Stored data
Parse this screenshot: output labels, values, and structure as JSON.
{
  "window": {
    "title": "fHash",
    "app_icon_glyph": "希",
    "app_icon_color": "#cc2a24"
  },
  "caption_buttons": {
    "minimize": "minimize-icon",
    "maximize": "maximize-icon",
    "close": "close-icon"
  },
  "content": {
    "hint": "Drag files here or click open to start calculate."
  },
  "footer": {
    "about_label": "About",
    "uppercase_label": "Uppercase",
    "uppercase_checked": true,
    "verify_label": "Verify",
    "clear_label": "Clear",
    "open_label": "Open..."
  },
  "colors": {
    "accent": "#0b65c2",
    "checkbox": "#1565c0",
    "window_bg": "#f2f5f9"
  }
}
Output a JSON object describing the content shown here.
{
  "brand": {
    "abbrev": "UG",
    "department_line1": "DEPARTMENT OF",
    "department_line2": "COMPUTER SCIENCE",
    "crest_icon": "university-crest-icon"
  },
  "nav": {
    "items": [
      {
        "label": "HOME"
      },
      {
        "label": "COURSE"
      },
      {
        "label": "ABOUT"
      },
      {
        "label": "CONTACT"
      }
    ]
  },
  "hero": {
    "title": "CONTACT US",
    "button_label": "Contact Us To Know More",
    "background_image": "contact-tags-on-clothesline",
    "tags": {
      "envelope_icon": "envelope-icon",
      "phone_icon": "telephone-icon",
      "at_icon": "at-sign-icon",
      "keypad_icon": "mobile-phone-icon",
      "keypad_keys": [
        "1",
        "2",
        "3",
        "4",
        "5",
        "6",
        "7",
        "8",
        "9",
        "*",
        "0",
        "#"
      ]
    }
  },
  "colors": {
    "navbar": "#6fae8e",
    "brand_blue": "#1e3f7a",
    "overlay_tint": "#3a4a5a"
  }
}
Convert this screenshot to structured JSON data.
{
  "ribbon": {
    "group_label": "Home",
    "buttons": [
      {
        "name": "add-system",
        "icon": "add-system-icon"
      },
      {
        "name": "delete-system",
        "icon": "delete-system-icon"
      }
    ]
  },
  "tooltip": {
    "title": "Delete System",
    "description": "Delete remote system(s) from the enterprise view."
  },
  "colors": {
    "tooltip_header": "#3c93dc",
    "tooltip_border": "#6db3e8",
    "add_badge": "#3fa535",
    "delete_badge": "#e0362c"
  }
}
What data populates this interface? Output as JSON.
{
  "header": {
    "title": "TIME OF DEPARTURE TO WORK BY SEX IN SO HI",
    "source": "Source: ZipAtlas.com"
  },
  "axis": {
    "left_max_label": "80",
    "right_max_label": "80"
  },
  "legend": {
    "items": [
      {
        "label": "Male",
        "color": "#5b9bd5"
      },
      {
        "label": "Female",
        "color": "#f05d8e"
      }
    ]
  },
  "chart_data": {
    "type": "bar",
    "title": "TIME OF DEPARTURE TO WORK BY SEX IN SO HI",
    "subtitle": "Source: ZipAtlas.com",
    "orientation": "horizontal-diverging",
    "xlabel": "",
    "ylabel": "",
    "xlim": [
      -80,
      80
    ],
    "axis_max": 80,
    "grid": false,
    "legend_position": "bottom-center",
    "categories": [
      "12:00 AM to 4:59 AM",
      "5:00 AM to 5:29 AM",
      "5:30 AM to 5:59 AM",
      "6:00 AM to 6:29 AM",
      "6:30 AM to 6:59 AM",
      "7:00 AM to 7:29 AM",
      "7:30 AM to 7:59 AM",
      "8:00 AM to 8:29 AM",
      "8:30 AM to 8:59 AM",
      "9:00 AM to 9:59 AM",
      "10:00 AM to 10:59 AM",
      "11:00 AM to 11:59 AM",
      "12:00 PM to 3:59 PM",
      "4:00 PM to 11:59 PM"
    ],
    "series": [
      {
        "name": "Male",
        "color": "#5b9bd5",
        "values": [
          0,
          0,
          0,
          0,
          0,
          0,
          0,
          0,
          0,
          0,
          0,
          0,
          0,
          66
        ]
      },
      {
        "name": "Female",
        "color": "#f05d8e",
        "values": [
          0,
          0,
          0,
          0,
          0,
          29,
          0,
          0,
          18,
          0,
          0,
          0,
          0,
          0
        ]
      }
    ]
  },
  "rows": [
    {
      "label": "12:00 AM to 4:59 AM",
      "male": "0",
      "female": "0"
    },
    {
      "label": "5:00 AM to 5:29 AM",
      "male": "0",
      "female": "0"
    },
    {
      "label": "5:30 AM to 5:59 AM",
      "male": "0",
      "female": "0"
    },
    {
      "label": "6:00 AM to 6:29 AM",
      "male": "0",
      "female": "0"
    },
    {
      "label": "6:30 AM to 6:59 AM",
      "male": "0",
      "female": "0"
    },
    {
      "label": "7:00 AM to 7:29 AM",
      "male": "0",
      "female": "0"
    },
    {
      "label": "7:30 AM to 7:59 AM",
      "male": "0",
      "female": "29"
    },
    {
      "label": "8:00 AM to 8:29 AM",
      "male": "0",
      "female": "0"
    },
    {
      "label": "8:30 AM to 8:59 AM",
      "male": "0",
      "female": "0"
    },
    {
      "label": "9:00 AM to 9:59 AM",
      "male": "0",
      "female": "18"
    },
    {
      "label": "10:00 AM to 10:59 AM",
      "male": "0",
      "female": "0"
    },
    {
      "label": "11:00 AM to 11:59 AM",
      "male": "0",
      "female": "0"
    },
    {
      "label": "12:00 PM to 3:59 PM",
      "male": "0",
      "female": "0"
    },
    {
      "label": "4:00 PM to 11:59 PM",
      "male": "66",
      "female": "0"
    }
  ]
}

> **The request**: Extract the data exactly as given.

> **Completed exercise**:
Parse this screenshot: output labels, values, and structure as JSON.
{
  "window": {
    "title": "fHash",
    "app_icon_glyph": "希",
    "app_icon_color": "#cc2a24"
  },
  "caption_buttons": {
    "minimize": "minimize-icon",
    "maximize": "maximize-icon",
    "close": "close-icon"
  },
  "content": {
    "hint": "Drag files here or click open to start calculate."
  },
  "footer": {
    "about_label": "About",
    "uppercase_label": "Uppercase",
    "uppercase_checked": true,
    "verify_label": "Verify",
    "clear_label": "Clear",
    "open_label": "Open..."
  },
  "colors": {
    "accent": "#0b65c2",
    "checkbox": "#1565c0",
    "window_bg": "#f2f5f9"
  }
}
Output a JSON object describing the content shown here.
{
  "brand": {
    "abbrev": "UG",
    "department_line1": "DEPARTMENT OF",
    "department_line2": "COMPUTER SCIENCE",
    "crest_icon": "university-crest-icon"
  },
  "nav": {
    "items": [
      {
        "label": "HOME"
      },
      {
        "label": "COURSE"
      },
      {
        "label": "ABOUT"
      },
      {
        "label": "CONTACT"
      }
    ]
  },
  "hero": {
    "title": "CONTACT US",
    "button_label": "Contact Us To Know More",
    "background_image": "contact-tags-on-clothesline",
    "tags": {
      "envelope_icon": "envelope-icon",
      "phone_icon": "telephone-icon",
      "at_icon": "at-sign-icon",
      "keypad_icon": "mobile-phone-icon",
      "keypad_keys": [
        "1",
        "2",
        "3",
        "4",
        "5",
        "6",
        "7",
        "8",
        "9",
        "*",
        "0",
        "#"
      ]
    }
  },
  "colors": {
    "navbar": "#6fae8e",
    "brand_blue": "#1e3f7a",
    "overlay_tint": "#3a4a5a"
  }
}
Convert this screenshot to structured JSON data.
{
  "ribbon": {
    "group_label": "Home",
    "buttons": [
      {
        "name": "add-system",
        "icon": "add-system-icon"
      },
      {
        "name": "delete-system",
        "icon": "delete-system-icon"
      }
    ]
  },
  "tooltip": {
    "title": "Delete System",
    "description": "Delete remote system(s) from the enterprise view."
  },
  "colors": {
    "tooltip_header": "#3c93dc",
    "tooltip_border": "#6db3e8",
    "add_badge": "#3fa535",
    "delete_badge": "#e0362c"
  }
}
What data populates this interface? Output as JSON.
{
  "header": {
    "title": "TIME OF DEPARTURE TO WORK BY SEX IN SO HI",
    "source": "Source: ZipAtlas.com"
  },
  "axis": {
    "left_max_label": "80",
    "right_max_label": "80"
  },
  "legend": {
    "items": [
      {
        "label": "Male",
        "color": "#5b9bd5"
      },
      {
        "label": "Female",
        "color": "#f05d8e"
      }
    ]
  },
  "chart_data": {
    "type": "bar",
    "title": "TIME OF DEPARTURE TO WORK BY SEX IN SO HI",
    "subtitle": "Source: ZipAtlas.com",
    "orientation": "horizontal-diverging",
    "xlabel": "",
    "ylabel": "",
    "xlim": [
      -80,
      80
    ],
    "axis_max": 80,
    "grid": false,
    "legend_position": "bottom-center",
    "categories": [
      "12:00 AM to 4:59 AM",
      "5:00 AM to 5:29 AM",
      "5:30 AM to 5:59 AM",
      "6:00 AM to 6:29 AM",
      "6:30 AM to 6:59 AM",
      "7:00 AM to 7:29 AM",
      "7:30 AM to 7:59 AM",
      "8:00 AM to 8:29 AM",
      "8:30 AM to 8:59 AM",
      "9:00 AM to 9:59 AM",
      "10:00 AM to 10:59 AM",
      "11:00 AM to 11:59 AM",
      "12:00 PM to 3:59 PM",
      "4:00 PM to 11:59 PM"
    ],
    "series": [
      {
        "name": "Male",
        "color": "#5b9bd5",
        "values": [
          0,
          0,
          0,
          0,
          0,
          0,
          0,
          0,
          0,
          0,
          0,
          0,
          0,
          66
        ]
      },
      {
        "name": "Female",
        "color": "#f05d8e",
        "values": [
          0,
          0,
          0,
          0,
          0,
          29,
          0,
          0,
          18,
          0,
          0,
          0,
          0,
          0
        ]
      }
    ]
  },
  "rows": [
    {
      "label": "12:00 AM to 4:59 AM",
      "male": "0",
      "female": "0"
    },
    {
      "label": "5:00 AM to 5:29 AM",
      "male": "0",
      "female": "0"
    },
    {
      "label": "5:30 AM to 5:59 AM",
      "male": "0",
      "female": "0"
    },
    {
      "label": "6:00 AM to 6:29 AM",
      "male": "0",
      "female": "0"
    },
    {
      "label": "6:30 AM to 6:59 AM",
      "male": "0",
      "female": "0"
    },
    {
      "label": "7:00 AM to 7:29 AM",
      "male": "0",
      "female": "0"
    },
    {
      "label": "7:30 AM to 7:59 AM",
      "male": "0",
      "female": "29"
    },
    {
      "label": "8:00 AM to 8:29 AM",
      "male": "0",
      "female": "0"
    },
    {
      "label": "8:30 AM to 8:59 AM",
      "male": "0",
      "female": "0"
    },
    {
      "label": "9:00 AM to 9:59 AM",
      "male": "0",
      "female": "18"
    },
    {
      "label": "10:00 AM to 10:59 AM",
      "male": "0",
      "female": "0"
    },
    {
      "label": "11:00 AM to 11:59 AM",
      "male": "0",
      "female": "0"
    },
    {
      "label": "12:00 PM to 3:59 PM",
      "male": "0",
      "female": "0"
    },
    {
      "label": "4:00 PM to 11:59 PM",
      "male": "66",
      "female": "0"
    }
  ]
}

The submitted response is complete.